**使用データ:**

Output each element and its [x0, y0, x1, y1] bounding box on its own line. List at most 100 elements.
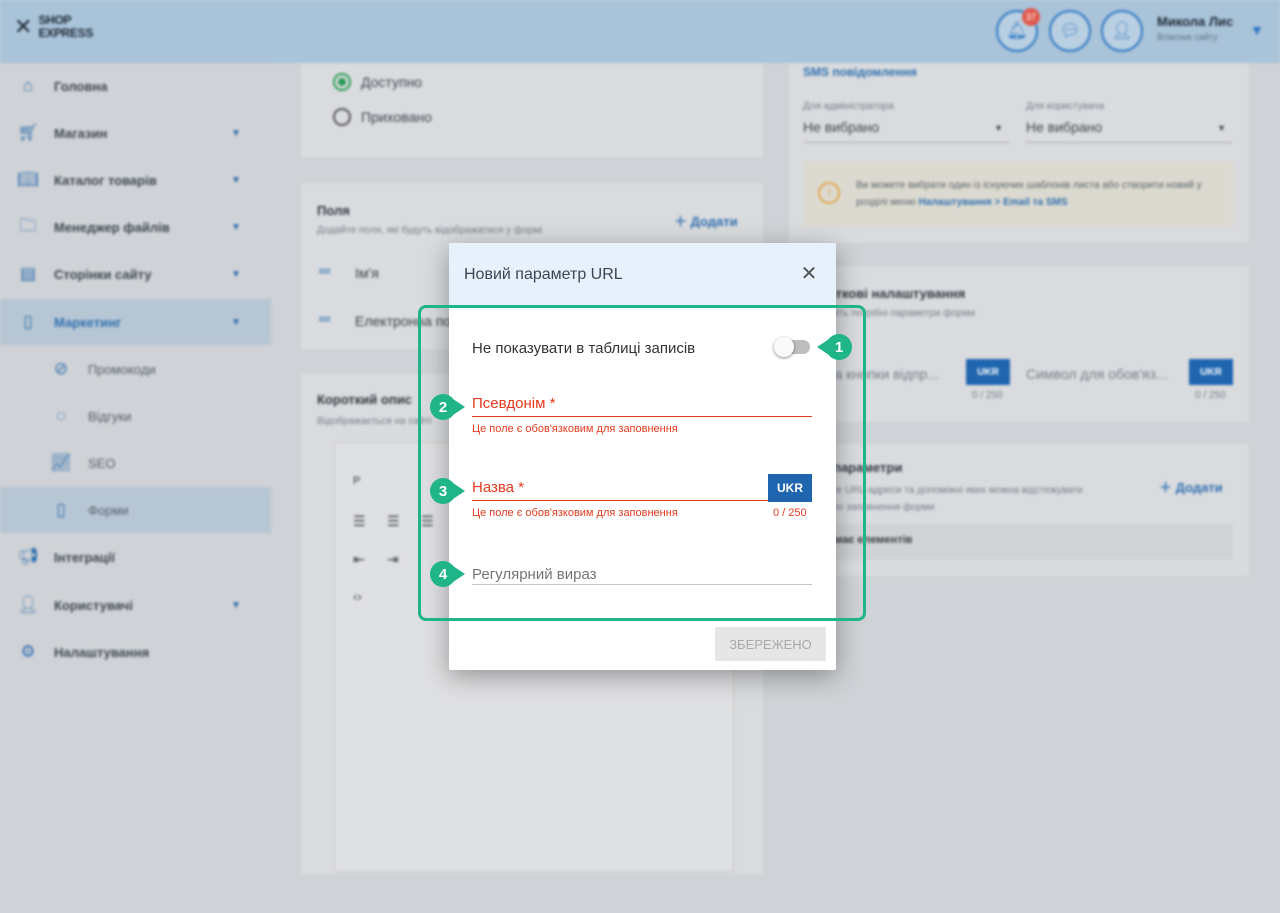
notifications-button[interactable]: 🔔︎ 37: [996, 8, 1040, 52]
sidebar-item-label: Промокоди: [88, 361, 156, 377]
dialog-title: Новий параметр URL: [464, 266, 623, 283]
user-menu[interactable]: Микола Лис Власник сайту: [1157, 14, 1247, 42]
user-icon: 👤︎: [1111, 21, 1133, 40]
close-icon[interactable]: ✕: [798, 263, 820, 285]
sidebar-item-settings[interactable]: ⚙ Налаштування: [0, 629, 271, 675]
sms-admin-select[interactable]: Не вибрано ▼: [803, 119, 1009, 143]
sidebar-item-files[interactable]: 🗀︎ Менеджер файлів ▼: [0, 204, 271, 250]
logo-icon: ✕: [14, 14, 33, 39]
sms-card: SMS повідомлення Для адміністратора Не в…: [789, 63, 1249, 243]
caret-down-icon: ▼: [994, 123, 1003, 133]
integrations-icon: 📢︎: [17, 547, 39, 566]
home-icon: ⌂: [22, 76, 34, 95]
fields-subtitle: Додайте поля, які будуть відображатися у…: [317, 225, 543, 236]
sms-user-value: Не вибрано: [1026, 119, 1103, 135]
plus-icon: ＋: [674, 214, 691, 229]
drag-handle-icon[interactable]: ═: [319, 311, 330, 329]
sidebar-item-catalog[interactable]: 📖︎ Каталог товарів ▼: [0, 157, 271, 203]
sidebar-item-shop[interactable]: 🛒︎ Магазин ▼: [0, 110, 271, 156]
radio-hidden[interactable]: [333, 108, 351, 126]
book-icon: 📖︎: [17, 170, 39, 189]
cart-icon: 🛒︎: [17, 123, 39, 142]
outdent-icon[interactable]: ⇤: [353, 551, 365, 568]
sidebar-item-pages[interactable]: ▤ Сторінки сайту ▼: [0, 251, 271, 297]
lang-button[interactable]: UKR: [1189, 359, 1233, 385]
drag-handle-icon[interactable]: ═: [319, 263, 330, 281]
align-center-icon[interactable]: ☰: [387, 513, 400, 530]
chevron-down-icon: ▼: [231, 268, 241, 280]
sidebar-item-label: Налаштування: [54, 644, 150, 660]
radio-visible[interactable]: [333, 73, 351, 91]
align-left-icon[interactable]: ☰: [353, 513, 366, 530]
sidebar-item-home[interactable]: ⌂ Головна: [0, 63, 271, 109]
sms-info-link[interactable]: Налаштування > Email та SMS: [919, 197, 1068, 208]
user-name: Микола Лис: [1157, 14, 1234, 29]
save-button[interactable]: ЗБЕРЕЖЕНО: [715, 627, 826, 661]
caret-down-icon: ▼: [1217, 123, 1226, 133]
radio-visible-label: Доступно: [361, 74, 423, 90]
fields-title: Поля: [317, 203, 350, 218]
add-field-label: Додати: [690, 214, 738, 229]
code-icon[interactable]: ‹›: [353, 589, 362, 604]
sidebar-item-label: SEO: [88, 455, 116, 471]
sidebar-item-promo[interactable]: ⊘ Промокоди: [0, 346, 271, 392]
highlight-frame: [418, 305, 866, 621]
callout-marker-1: 1: [817, 334, 852, 360]
callout-marker-4: 4: [430, 561, 465, 587]
reviews-icon: ◌: [55, 406, 67, 425]
char-counter: 0 / 250: [972, 390, 1003, 401]
profile-button[interactable]: 👤︎: [1101, 10, 1143, 52]
required-symbol-input[interactable]: Символ для обов'яз...: [1026, 366, 1168, 382]
sidebar-item-label: Головна: [54, 78, 108, 94]
sidebar-item-users[interactable]: 👤︎ Користувачі ▼: [0, 582, 271, 628]
short-desc-title: Короткий опис: [317, 392, 412, 407]
add-url-param-label: Додати: [1175, 480, 1223, 495]
users-icon: 👤︎: [17, 595, 39, 614]
sms-info-box: ! Ви можете вибрати один із існуючих шаб…: [803, 161, 1233, 227]
visibility-card: Доступно Приховано: [301, 63, 763, 157]
sidebar-item-marketing[interactable]: ▯ Маркетинг ▼: [0, 299, 271, 345]
sidebar-item-seo[interactable]: 📈︎ SEO: [0, 440, 271, 486]
promo-icon: ⊘: [53, 359, 69, 378]
chevron-down-icon[interactable]: ▼: [1250, 22, 1264, 38]
dialog-header: Новий параметр URL ✕: [449, 243, 836, 307]
marketing-icon: ▯: [23, 312, 33, 331]
sms-admin-value: Не вибрано: [803, 119, 880, 135]
forms-icon: ▯: [56, 500, 66, 519]
top-header: ✕ SHOP EXPRESS 🔔︎ 37 💬︎ 👤︎ Микола Лис Вл…: [0, 0, 1280, 63]
indent-icon[interactable]: ⇥: [387, 551, 399, 568]
pages-icon: ▤: [19, 264, 37, 283]
folder-icon: 🗀︎: [19, 215, 37, 235]
sidebar-item-label: Менеджер файлів: [54, 219, 170, 235]
chat-icon: 💬︎: [1059, 21, 1081, 40]
info-icon: !: [818, 182, 840, 204]
sidebar-item-label: Магазин: [54, 125, 108, 141]
sidebar-item-label: Інтеграції: [54, 549, 115, 565]
plus-icon: ＋: [1159, 480, 1176, 495]
format-select[interactable]: P: [353, 475, 360, 487]
sidebar-item-label: Сторінки сайту: [54, 266, 152, 282]
lang-button[interactable]: UKR: [966, 359, 1010, 385]
messages-button[interactable]: 💬︎: [1049, 10, 1091, 52]
chevron-down-icon: ▼: [231, 599, 241, 611]
sidebar-item-label: Каталог товарів: [54, 172, 157, 188]
add-field-button[interactable]: ＋ Додати: [674, 211, 738, 230]
sidebar-item-label: Користувачі: [54, 597, 133, 613]
logo-text: SHOP EXPRESS: [38, 13, 94, 40]
sms-user-select[interactable]: Не вибрано ▼: [1026, 119, 1232, 143]
callout-marker-2: 2: [430, 394, 465, 420]
sidebar-item-reviews[interactable]: ◌ Відгуки: [0, 393, 271, 439]
sidebar: ⌂ Головна 🛒︎ Магазин ▼ 📖︎ Каталог товарів ▼ 🗀…: [0, 63, 271, 913]
field-row-label: Ім'я: [355, 265, 379, 281]
sms-user-label: Для користувача: [1026, 101, 1105, 112]
user-role: Власник сайту: [1157, 32, 1218, 42]
chevron-down-icon: ▼: [231, 127, 241, 139]
sms-admin-label: Для адміністратора: [803, 101, 894, 112]
sidebar-item-integrations[interactable]: 📢︎ Інтеграції: [0, 534, 271, 580]
short-desc-subtitle: Відображається на сайті: [317, 416, 432, 427]
add-url-param-button[interactable]: ＋ Додати: [1159, 477, 1223, 496]
radio-hidden-label: Приховано: [361, 109, 432, 125]
logo[interactable]: ✕ SHOP EXPRESS: [14, 14, 93, 40]
sidebar-item-forms[interactable]: ▯ Форми: [0, 487, 271, 533]
settings-icon: ⚙: [20, 642, 36, 661]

**課題:** 上の行をすべて一字も変えずに書き写し、画像は答えから除いてください。

**結果:**
Output each element and its [x0, y0, x1, y1] bounding box on its own line. List at most 100 elements.
notifications-button[interactable]: 🔔︎ 37: [996, 8, 1040, 52]
sidebar-item-label: Промокоди: [88, 361, 156, 377]
dialog-title: Новий параметр URL: [464, 266, 623, 283]
user-menu[interactable]: Микола Лис Власник сайту: [1157, 14, 1247, 42]
user-icon: 👤︎: [1111, 21, 1133, 40]
close-icon[interactable]: ✕: [798, 263, 820, 285]
sidebar-item-settings[interactable]: ⚙ Налаштування: [0, 629, 271, 675]
sms-admin-select[interactable]: Не вибрано ▼: [803, 119, 1009, 143]
sidebar-item-files[interactable]: 🗀︎ Менеджер файлів ▼: [0, 204, 271, 250]
logo-icon: ✕: [14, 14, 33, 39]
sms-card: SMS повідомлення Для адміністратора Не в…: [789, 63, 1249, 243]
caret-down-icon: ▼: [994, 123, 1003, 133]
integrations-icon: 📢︎: [17, 547, 39, 566]
home-icon: ⌂: [22, 76, 34, 95]
fields-subtitle: Додайте поля, які будуть відображатися у…: [317, 225, 543, 236]
sms-user-value: Не вибрано: [1026, 119, 1103, 135]
plus-icon: ＋: [674, 214, 691, 229]
drag-handle-icon[interactable]: ═: [319, 311, 330, 329]
sidebar-item-catalog[interactable]: 📖︎ Каталог товарів ▼: [0, 157, 271, 203]
sidebar-item-shop[interactable]: 🛒︎ Магазин ▼: [0, 110, 271, 156]
radio-hidden[interactable]: [333, 108, 351, 126]
book-icon: 📖︎: [17, 170, 39, 189]
cart-icon: 🛒︎: [17, 123, 39, 142]
outdent-icon[interactable]: ⇤: [353, 551, 365, 568]
sidebar-item-pages[interactable]: ▤ Сторінки сайту ▼: [0, 251, 271, 297]
lang-button[interactable]: UKR: [1189, 359, 1233, 385]
drag-handle-icon[interactable]: ═: [319, 263, 330, 281]
align-center-icon[interactable]: ☰: [387, 513, 400, 530]
chevron-down-icon: ▼: [231, 268, 241, 280]
sidebar-item-label: Налаштування: [54, 644, 150, 660]
radio-visible[interactable]: [333, 73, 351, 91]
align-left-icon[interactable]: ☰: [353, 513, 366, 530]
sidebar-item-home[interactable]: ⌂ Головна: [0, 63, 271, 109]
sms-info-link[interactable]: Налаштування > Email та SMS: [919, 197, 1068, 208]
user-name: Микола Лис: [1157, 14, 1234, 29]
save-button[interactable]: ЗБЕРЕЖЕНО: [715, 627, 826, 661]
caret-down-icon: ▼: [1217, 123, 1226, 133]
radio-visible-label: Доступно: [361, 74, 423, 90]
fields-title: Поля: [317, 203, 350, 218]
add-field-label: Додати: [690, 214, 738, 229]
code-icon[interactable]: ‹›: [353, 589, 362, 604]
sidebar-item-label: SEO: [88, 455, 116, 471]
sidebar-item-promo[interactable]: ⊘ Промокоди: [0, 346, 271, 392]
highlight-frame: [418, 305, 866, 621]
callout-marker-1: 1: [817, 334, 852, 360]
callout-marker-4: 4: [430, 561, 465, 587]
reviews-icon: ◌: [55, 406, 67, 425]
char-counter: 0 / 250: [972, 390, 1003, 401]
profile-button[interactable]: 👤︎: [1101, 10, 1143, 52]
required-symbol-input[interactable]: Символ для обов'яз...: [1026, 366, 1168, 382]
sidebar-item-label: Головна: [54, 78, 108, 94]
sidebar-item-users[interactable]: 👤︎ Користувачі ▼: [0, 582, 271, 628]
short-desc-title: Короткий опис: [317, 392, 412, 407]
add-url-param-label: Додати: [1175, 480, 1223, 495]
users-icon: 👤︎: [17, 595, 39, 614]
sms-info-box: ! Ви можете вибрати один із існуючих шаб…: [803, 161, 1233, 227]
visibility-card: Доступно Приховано: [301, 63, 763, 157]
sidebar-item-marketing[interactable]: ▯ Маркетинг ▼: [0, 299, 271, 345]
sidebar-item-seo[interactable]: 📈︎ SEO: [0, 440, 271, 486]
promo-icon: ⊘: [53, 359, 69, 378]
chevron-down-icon[interactable]: ▼: [1250, 22, 1264, 38]
dialog-header: Новий параметр URL ✕: [449, 243, 836, 307]
marketing-icon: ▯: [23, 312, 33, 331]
sms-admin-value: Не вибрано: [803, 119, 880, 135]
forms-icon: ▯: [56, 500, 66, 519]
top-header: ✕ SHOP EXPRESS 🔔︎ 37 💬︎ 👤︎ Микола Лис Вл…: [0, 0, 1280, 63]
indent-icon[interactable]: ⇥: [387, 551, 399, 568]
pages-icon: ▤: [19, 264, 37, 283]
folder-icon: 🗀︎: [19, 215, 37, 235]
sidebar-item-label: Менеджер файлів: [54, 219, 170, 235]
chat-icon: 💬︎: [1059, 21, 1081, 40]
info-icon: !: [818, 182, 840, 204]
sidebar-item-label: Магазин: [54, 125, 108, 141]
sidebar-item-label: Інтеграції: [54, 549, 115, 565]
plus-icon: ＋: [1159, 480, 1176, 495]
format-select[interactable]: P: [353, 475, 360, 487]
sidebar-item-label: Сторінки сайту: [54, 266, 152, 282]
lang-button[interactable]: UKR: [966, 359, 1010, 385]
messages-button[interactable]: 💬︎: [1049, 10, 1091, 52]
chevron-down-icon: ▼: [231, 599, 241, 611]
sidebar-item-label: Каталог товарів: [54, 172, 157, 188]
add-field-button[interactable]: ＋ Додати: [674, 211, 738, 230]
sidebar-item-label: Користувачі: [54, 597, 133, 613]
logo-text: SHOP EXPRESS: [38, 13, 94, 40]
sms-user-select[interactable]: Не вибрано ▼: [1026, 119, 1232, 143]
callout-marker-2: 2: [430, 394, 465, 420]
sidebar-item-reviews[interactable]: ◌ Відгуки: [0, 393, 271, 439]
sidebar: ⌂ Головна 🛒︎ Магазин ▼ 📖︎ Каталог товарів ▼ 🗀…: [0, 63, 271, 913]
field-row-label: Ім'я: [355, 265, 379, 281]
sms-user-label: Для користувача: [1026, 101, 1105, 112]
user-role: Власник сайту: [1157, 32, 1218, 42]
chevron-down-icon: ▼: [231, 127, 241, 139]
sms-admin-label: Для адміністратора: [803, 101, 894, 112]
sidebar-item-integrations[interactable]: 📢︎ Інтеграції: [0, 534, 271, 580]
short-desc-subtitle: Відображається на сайті: [317, 416, 432, 427]
add-url-param-button[interactable]: ＋ Додати: [1159, 477, 1223, 496]
radio-hidden-label: Приховано: [361, 109, 432, 125]
logo[interactable]: ✕ SHOP EXPRESS: [14, 14, 93, 40]
sidebar-item-forms[interactable]: ▯ Форми: [0, 487, 271, 533]
settings-icon: ⚙: [20, 642, 36, 661]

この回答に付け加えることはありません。